## The task:
Reproduce the entries below in full, word for word.

— start Records shown —

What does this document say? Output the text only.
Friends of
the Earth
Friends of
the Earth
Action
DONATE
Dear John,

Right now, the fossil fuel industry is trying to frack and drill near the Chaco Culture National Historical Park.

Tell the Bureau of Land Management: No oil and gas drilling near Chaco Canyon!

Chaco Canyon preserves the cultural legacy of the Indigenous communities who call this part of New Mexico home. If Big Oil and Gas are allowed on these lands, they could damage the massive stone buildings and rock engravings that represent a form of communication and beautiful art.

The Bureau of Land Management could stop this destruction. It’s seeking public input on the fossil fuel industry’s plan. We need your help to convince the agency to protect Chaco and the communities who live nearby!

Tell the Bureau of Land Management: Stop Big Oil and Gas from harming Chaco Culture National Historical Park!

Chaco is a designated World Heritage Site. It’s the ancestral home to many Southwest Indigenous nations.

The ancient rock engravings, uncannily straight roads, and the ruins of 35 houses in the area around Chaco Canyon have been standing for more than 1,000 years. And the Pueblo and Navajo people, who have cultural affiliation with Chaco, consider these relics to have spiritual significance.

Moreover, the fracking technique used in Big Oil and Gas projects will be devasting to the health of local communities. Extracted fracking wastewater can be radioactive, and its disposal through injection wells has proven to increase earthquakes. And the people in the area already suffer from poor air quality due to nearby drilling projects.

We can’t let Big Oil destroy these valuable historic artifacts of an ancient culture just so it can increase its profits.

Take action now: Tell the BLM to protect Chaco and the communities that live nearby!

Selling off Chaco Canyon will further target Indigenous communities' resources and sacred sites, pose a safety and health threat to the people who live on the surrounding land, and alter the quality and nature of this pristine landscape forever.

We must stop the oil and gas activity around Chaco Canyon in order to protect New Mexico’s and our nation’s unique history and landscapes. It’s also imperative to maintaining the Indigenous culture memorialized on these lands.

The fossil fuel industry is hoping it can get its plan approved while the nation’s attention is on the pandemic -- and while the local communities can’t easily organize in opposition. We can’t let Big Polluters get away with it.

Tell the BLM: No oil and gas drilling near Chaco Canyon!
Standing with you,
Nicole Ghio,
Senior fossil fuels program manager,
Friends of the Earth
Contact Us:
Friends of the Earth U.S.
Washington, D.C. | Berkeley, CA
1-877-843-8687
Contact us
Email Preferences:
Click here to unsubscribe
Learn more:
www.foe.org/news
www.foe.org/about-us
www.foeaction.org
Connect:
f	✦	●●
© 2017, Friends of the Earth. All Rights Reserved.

— end Records shown —

## Task answer:
What does this document say? Output the text only.
Friends of
the Earth
Friends of
the Earth
Action
DONATE
Dear John,

Right now, the fossil fuel industry is trying to frack and drill near the Chaco Culture National Historical Park.

Tell the Bureau of Land Management: No oil and gas drilling near Chaco Canyon!

Chaco Canyon preserves the cultural legacy of the Indigenous communities who call this part of New Mexico home. If Big Oil and Gas are allowed on these lands, they could damage the massive stone buildings and rock engravings that represent a form of communication and beautiful art.

The Bureau of Land Management could stop this destruction. It’s seeking public input on the fossil fuel industry’s plan. We need your help to convince the agency to protect Chaco and the communities who live nearby!

Tell the Bureau of Land Management: Stop Big Oil and Gas from harming Chaco Culture National Historical Park!

Chaco is a designated World Heritage Site. It’s the ancestral home to many Southwest Indigenous nations.

The ancient rock engravings, uncannily straight roads, and the ruins of 35 houses in the area around Chaco Canyon have been standing for more than 1,000 years. And the Pueblo and Navajo people, who have cultural affiliation with Chaco, consider these relics to have spiritual significance.

Moreover, the fracking technique used in Big Oil and Gas projects will be devasting to the health of local communities. Extracted fracking wastewater can be radioactive, and its disposal through injection wells has proven to increase earthquakes. And the people in the area already suffer from poor air quality due to nearby drilling projects.

We can’t let Big Oil destroy these valuable historic artifacts of an ancient culture just so it can increase its profits.

Take action now: Tell the BLM to protect Chaco and the communities that live nearby!

Selling off Chaco Canyon will further target Indigenous communities' resources and sacred sites, pose a safety and health threat to the people who live on the surrounding land, and alter the quality and nature of this pristine landscape forever.

We must stop the oil and gas activity around Chaco Canyon in order to protect New Mexico’s and our nation’s unique history and landscapes. It’s also imperative to maintaining the Indigenous culture memorialized on these lands.

The fossil fuel industry is hoping it can get its plan approved while the nation’s attention is on the pandemic -- and while the local communities can’t easily organize in opposition. We can’t let Big Polluters get away with it.

Tell the BLM: No oil and gas drilling near Chaco Canyon!
Standing with you,
Nicole Ghio,
Senior fossil fuels program manager,
Friends of the Earth
Contact Us:
Friends of the Earth U.S.
Washington, D.C. | Berkeley, CA
1-877-843-8687
Contact us
Email Preferences:
Click here to unsubscribe
Learn more:
www.foe.org/news
www.foe.org/about-us
www.foeaction.org
Connect:
f	✦	●●
© 2017, Friends of the Earth. All Rights Reserved.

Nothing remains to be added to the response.